_TASK STATEMENT_. Look over the lines below. Report each one that includes the string "SUPERIOR".

Records about charts and figures:
++++

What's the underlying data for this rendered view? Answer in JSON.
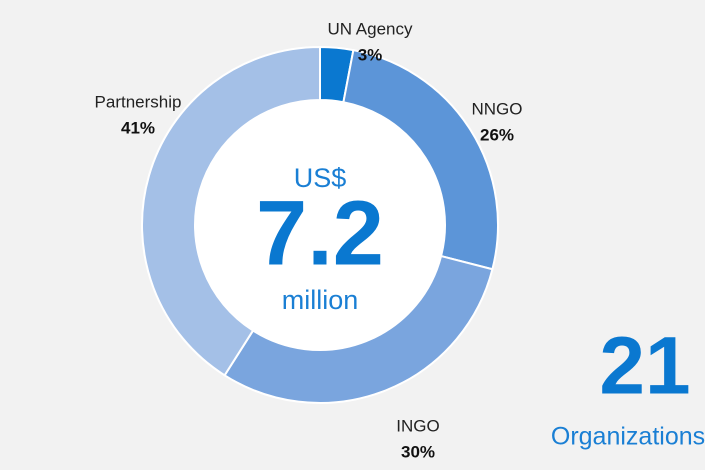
{
  "chart_data": {
    "type": "donut",
    "categories": [
      "UN Agency",
      "NNGO",
      "INGO",
      "Partnership"
    ],
    "values": [
      3,
      26,
      30,
      41
    ],
    "value_labels": [
      "3%",
      "26%",
      "30%",
      "41%"
    ],
    "colors": [
      "#0a78d0",
      "#5c95d8",
      "#7aa5de",
      "#a4c0e7"
    ],
    "total_prefix": "US$",
    "total": 7.2,
    "total_unit": "million",
    "organizations_count": 21,
    "organizations_label": "Organizations"
  }
}
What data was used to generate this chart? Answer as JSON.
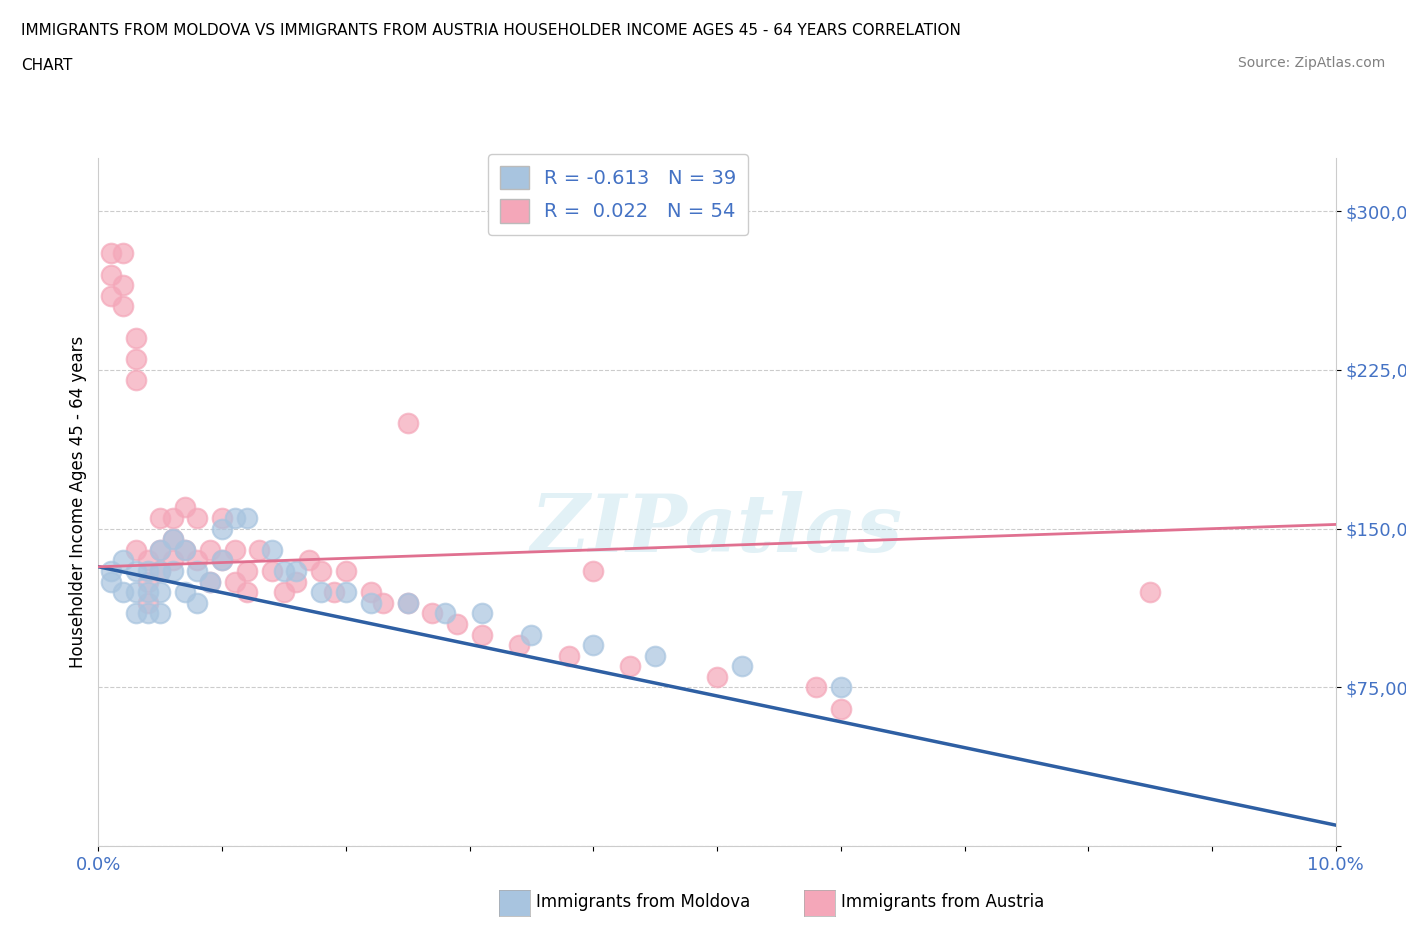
{
  "title_line1": "IMMIGRANTS FROM MOLDOVA VS IMMIGRANTS FROM AUSTRIA HOUSEHOLDER INCOME AGES 45 - 64 YEARS CORRELATION",
  "title_line2": "CHART",
  "source_text": "Source: ZipAtlas.com",
  "ylabel": "Householder Income Ages 45 - 64 years",
  "xlim": [
    0.0,
    0.1
  ],
  "ylim": [
    0,
    325000
  ],
  "yticks": [
    0,
    75000,
    150000,
    225000,
    300000
  ],
  "ytick_labels": [
    "",
    "$75,000",
    "$150,000",
    "$225,000",
    "$300,000"
  ],
  "xtick_vals": [
    0.0,
    0.01,
    0.02,
    0.03,
    0.04,
    0.05,
    0.06,
    0.07,
    0.08,
    0.09,
    0.1
  ],
  "xtick_labels": [
    "0.0%",
    "",
    "",
    "",
    "",
    "",
    "",
    "",
    "",
    "",
    "10.0%"
  ],
  "watermark": "ZIPatlas",
  "legend_moldova": "R = -0.613   N = 39",
  "legend_austria": "R =  0.022   N = 54",
  "moldova_color": "#a8c4df",
  "austria_color": "#f4a7b9",
  "moldova_line_color": "#2e5fa3",
  "austria_line_color": "#e07090",
  "moldova_scatter_x": [
    0.001,
    0.001,
    0.002,
    0.002,
    0.003,
    0.003,
    0.003,
    0.004,
    0.004,
    0.004,
    0.005,
    0.005,
    0.005,
    0.005,
    0.006,
    0.006,
    0.007,
    0.007,
    0.008,
    0.008,
    0.009,
    0.01,
    0.01,
    0.011,
    0.012,
    0.014,
    0.015,
    0.016,
    0.018,
    0.02,
    0.022,
    0.025,
    0.028,
    0.031,
    0.035,
    0.04,
    0.045,
    0.052,
    0.06
  ],
  "moldova_scatter_y": [
    130000,
    125000,
    135000,
    120000,
    130000,
    120000,
    110000,
    130000,
    120000,
    110000,
    140000,
    130000,
    120000,
    110000,
    145000,
    130000,
    140000,
    120000,
    130000,
    115000,
    125000,
    150000,
    135000,
    155000,
    155000,
    140000,
    130000,
    130000,
    120000,
    120000,
    115000,
    115000,
    110000,
    110000,
    100000,
    95000,
    90000,
    85000,
    75000
  ],
  "austria_scatter_x": [
    0.001,
    0.001,
    0.001,
    0.002,
    0.002,
    0.002,
    0.003,
    0.003,
    0.003,
    0.003,
    0.004,
    0.004,
    0.004,
    0.005,
    0.005,
    0.005,
    0.006,
    0.006,
    0.006,
    0.007,
    0.007,
    0.008,
    0.008,
    0.009,
    0.009,
    0.01,
    0.01,
    0.011,
    0.011,
    0.012,
    0.012,
    0.013,
    0.014,
    0.015,
    0.016,
    0.017,
    0.018,
    0.019,
    0.02,
    0.022,
    0.023,
    0.025,
    0.027,
    0.029,
    0.031,
    0.034,
    0.038,
    0.043,
    0.05,
    0.058,
    0.025,
    0.04,
    0.06,
    0.085
  ],
  "austria_scatter_y": [
    280000,
    270000,
    260000,
    280000,
    265000,
    255000,
    240000,
    230000,
    220000,
    140000,
    135000,
    125000,
    115000,
    155000,
    140000,
    130000,
    155000,
    145000,
    135000,
    160000,
    140000,
    155000,
    135000,
    140000,
    125000,
    155000,
    135000,
    140000,
    125000,
    130000,
    120000,
    140000,
    130000,
    120000,
    125000,
    135000,
    130000,
    120000,
    130000,
    120000,
    115000,
    115000,
    110000,
    105000,
    100000,
    95000,
    90000,
    85000,
    80000,
    75000,
    200000,
    130000,
    65000,
    120000
  ],
  "moldova_trend_x": [
    0.0,
    0.1
  ],
  "moldova_trend_y": [
    132000,
    10000
  ],
  "austria_trend_x": [
    0.0,
    0.1
  ],
  "austria_trend_y": [
    132000,
    152000
  ],
  "background_color": "#ffffff",
  "grid_color": "#cccccc"
}
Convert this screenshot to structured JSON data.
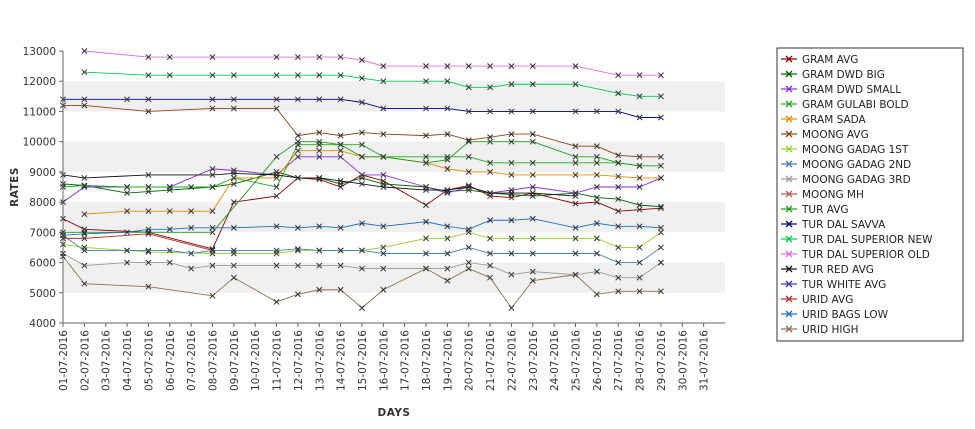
{
  "chart_data": {
    "type": "line",
    "xlabel": "DAYS",
    "ylabel": "RATES",
    "ylim": [
      4000,
      13000
    ],
    "yticks": [
      4000,
      5000,
      6000,
      7000,
      8000,
      9000,
      10000,
      11000,
      12000,
      13000
    ],
    "grid": "alternating horizontal bands",
    "legend_position": "right",
    "categories": [
      "01-07-2016",
      "02-07-2016",
      "03-07-2016",
      "04-07-2016",
      "05-07-2016",
      "06-07-2016",
      "07-07-2016",
      "08-07-2016",
      "09-07-2016",
      "10-07-2016",
      "11-07-2016",
      "12-07-2016",
      "13-07-2016",
      "14-07-2016",
      "15-07-2016",
      "16-07-2016",
      "17-07-2016",
      "18-07-2016",
      "19-07-2016",
      "20-07-2016",
      "21-07-2016",
      "22-07-2016",
      "23-07-2016",
      "24-07-2016",
      "25-07-2016",
      "26-07-2016",
      "27-07-2016",
      "28-07-2016",
      "29-07-2016",
      "30-07-2016",
      "31-07-2016"
    ],
    "series": [
      {
        "name": "GRAM AVG",
        "color": "#8b0000",
        "values": [
          7450,
          7100,
          null,
          null,
          7000,
          null,
          null,
          6450,
          8000,
          null,
          8200,
          8800,
          8750,
          8500,
          8900,
          8700,
          null,
          7900,
          8400,
          8550,
          8200,
          8150,
          8300,
          null,
          7950,
          8000,
          7700,
          7750,
          7800,
          null,
          null
        ]
      },
      {
        "name": "GRAM DWD BIG",
        "color": "#006400",
        "values": [
          8600,
          8550,
          null,
          8300,
          8350,
          8400,
          null,
          8500,
          8600,
          null,
          9000,
          8800,
          8800,
          8600,
          8800,
          8600,
          null,
          8500,
          8350,
          8400,
          8300,
          8250,
          8200,
          null,
          8300,
          8150,
          8100,
          7900,
          7850,
          null,
          null
        ]
      },
      {
        "name": "GRAM DWD SMALL",
        "color": "#8a2be2",
        "values": [
          8000,
          8500,
          null,
          8500,
          8500,
          8500,
          null,
          9100,
          9050,
          null,
          8900,
          9500,
          9500,
          9500,
          8900,
          8900,
          null,
          8500,
          8300,
          8500,
          8300,
          8400,
          8500,
          null,
          8300,
          8500,
          8500,
          8500,
          8800,
          null,
          null
        ]
      },
      {
        "name": "GRAM GULABI BOLD",
        "color": "#22aa22",
        "values": [
          8500,
          8550,
          null,
          8500,
          8500,
          8500,
          8500,
          8500,
          8800,
          null,
          8500,
          9900,
          9900,
          9900,
          9900,
          9500,
          null,
          9500,
          9500,
          9500,
          9300,
          9300,
          9300,
          null,
          9300,
          9300,
          9300,
          9200,
          9200,
          null,
          null
        ]
      },
      {
        "name": "GRAM SADA",
        "color": "#e68a00",
        "values": [
          null,
          7600,
          null,
          7700,
          7700,
          7700,
          7700,
          7700,
          8800,
          null,
          8800,
          9700,
          9700,
          9700,
          9500,
          9500,
          null,
          9300,
          9100,
          9000,
          9000,
          8900,
          8900,
          null,
          8900,
          8900,
          8850,
          8800,
          8800,
          null,
          null
        ]
      },
      {
        "name": "MOONG AVG",
        "color": "#8b4513",
        "values": [
          11200,
          11200,
          null,
          null,
          11000,
          null,
          null,
          11100,
          11100,
          null,
          11100,
          10200,
          10300,
          10200,
          10300,
          10250,
          null,
          10200,
          10250,
          10050,
          10150,
          10250,
          10250,
          null,
          9850,
          9850,
          9550,
          9500,
          9500,
          null,
          null
        ]
      },
      {
        "name": "MOONG GADAG 1ST",
        "color": "#9acd32",
        "values": [
          6600,
          6500,
          null,
          6400,
          6350,
          null,
          null,
          6300,
          6300,
          null,
          6300,
          6400,
          6400,
          6400,
          6400,
          6500,
          null,
          6800,
          6800,
          7000,
          6800,
          6800,
          6800,
          null,
          6800,
          6800,
          6500,
          6500,
          7000,
          null,
          null
        ]
      },
      {
        "name": "MOONG GADAG 2ND",
        "color": "#4682b4",
        "values": [
          6900,
          6400,
          null,
          6400,
          6400,
          6400,
          6300,
          6400,
          6400,
          null,
          6400,
          6450,
          6400,
          6400,
          6400,
          6300,
          null,
          6300,
          6300,
          6500,
          6300,
          6300,
          6300,
          null,
          6300,
          6300,
          6000,
          6000,
          6500,
          null,
          null
        ]
      },
      {
        "name": "MOONG GADAG 3RD",
        "color": "#999999",
        "values": [
          6300,
          5900,
          null,
          6000,
          6000,
          6000,
          5800,
          5900,
          5900,
          null,
          5900,
          5900,
          5900,
          5900,
          5800,
          5800,
          null,
          5800,
          5800,
          6000,
          5900,
          5600,
          5700,
          null,
          5600,
          5700,
          5500,
          5500,
          6000,
          null,
          null
        ]
      },
      {
        "name": "MOONG MH",
        "color": "#b05a5a",
        "values": [
          null,
          null,
          null,
          null,
          null,
          null,
          null,
          null,
          null,
          null,
          null,
          null,
          null,
          null,
          null,
          null,
          null,
          null,
          null,
          null,
          null,
          null,
          null,
          null,
          null,
          null,
          null,
          null,
          6000,
          null,
          null
        ]
      },
      {
        "name": "TUR AVG",
        "color": "#1a9e1a",
        "values": [
          7000,
          7000,
          null,
          null,
          7000,
          null,
          null,
          7000,
          null,
          null,
          9500,
          10000,
          10000,
          9900,
          9500,
          9500,
          null,
          9300,
          9400,
          10000,
          10000,
          10000,
          10000,
          null,
          9500,
          9500,
          9300,
          9200,
          null,
          null,
          null
        ]
      },
      {
        "name": "TUR DAL SAVVA",
        "color": "#000080",
        "values": [
          11400,
          11400,
          null,
          11400,
          11400,
          null,
          null,
          11400,
          11400,
          null,
          11400,
          11400,
          11400,
          11400,
          11300,
          11100,
          null,
          11100,
          11100,
          11000,
          11000,
          11000,
          11000,
          null,
          11000,
          11000,
          11000,
          10800,
          10800,
          null,
          null
        ]
      },
      {
        "name": "TUR DAL SUPERIOR NEW",
        "color": "#00c853",
        "values": [
          null,
          12300,
          null,
          null,
          12200,
          12200,
          null,
          12200,
          12200,
          null,
          12200,
          12200,
          12200,
          12200,
          12100,
          12000,
          null,
          12000,
          12000,
          11800,
          11800,
          11900,
          11900,
          null,
          11900,
          null,
          11600,
          11500,
          11500,
          null,
          null
        ]
      },
      {
        "name": "TUR DAL SUPERIOR OLD",
        "color": "#d870e0",
        "values": [
          null,
          13000,
          null,
          null,
          12800,
          12800,
          null,
          12800,
          null,
          null,
          12800,
          12800,
          12800,
          12800,
          12700,
          12500,
          null,
          12500,
          12500,
          12500,
          12500,
          12500,
          12500,
          null,
          12500,
          null,
          12200,
          12200,
          12200,
          null,
          null
        ]
      },
      {
        "name": "TUR RED AVG",
        "color": "#111111",
        "values": [
          8900,
          8800,
          null,
          null,
          8900,
          null,
          null,
          8900,
          8950,
          null,
          8900,
          8800,
          8800,
          8700,
          8600,
          8500,
          null,
          8400,
          8400,
          8500,
          8300,
          8300,
          8300,
          null,
          8200,
          null,
          null,
          null,
          null,
          null,
          null
        ]
      },
      {
        "name": "TUR WHITE AVG",
        "color": "#3a3aaa",
        "values": [
          null,
          null,
          null,
          null,
          null,
          null,
          null,
          null,
          null,
          null,
          null,
          null,
          null,
          null,
          null,
          null,
          null,
          null,
          null,
          null,
          null,
          null,
          null,
          null,
          null,
          null,
          null,
          null,
          null,
          null,
          null
        ]
      },
      {
        "name": "URID AVG",
        "color": "#a83232",
        "values": [
          6800,
          6800,
          null,
          null,
          6950,
          null,
          null,
          6400,
          null,
          null,
          null,
          null,
          null,
          null,
          null,
          null,
          null,
          null,
          null,
          null,
          null,
          null,
          null,
          null,
          null,
          null,
          null,
          null,
          null,
          null,
          null
        ]
      },
      {
        "name": "URID BAGS LOW",
        "color": "#1f6fbf",
        "values": [
          6900,
          6950,
          null,
          7000,
          7100,
          7100,
          7150,
          7150,
          7150,
          null,
          7200,
          7150,
          7200,
          7150,
          7300,
          7200,
          null,
          7350,
          7200,
          7100,
          7400,
          7400,
          7450,
          null,
          7150,
          7300,
          7200,
          7200,
          7150,
          null,
          null
        ]
      },
      {
        "name": "URID HIGH",
        "color": "#8b7355",
        "values": [
          6200,
          5300,
          null,
          null,
          5200,
          null,
          null,
          4900,
          5500,
          null,
          4700,
          4950,
          5100,
          5100,
          4500,
          5100,
          null,
          5800,
          5400,
          5800,
          5500,
          4500,
          5400,
          null,
          5600,
          4950,
          5050,
          5050,
          5050,
          null,
          null
        ]
      }
    ]
  }
}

++++

_TASK SOLUTION_.
        "name": "TUR DAL SUPERIOR NEW",
        "name": "TUR DAL SUPERIOR OLD",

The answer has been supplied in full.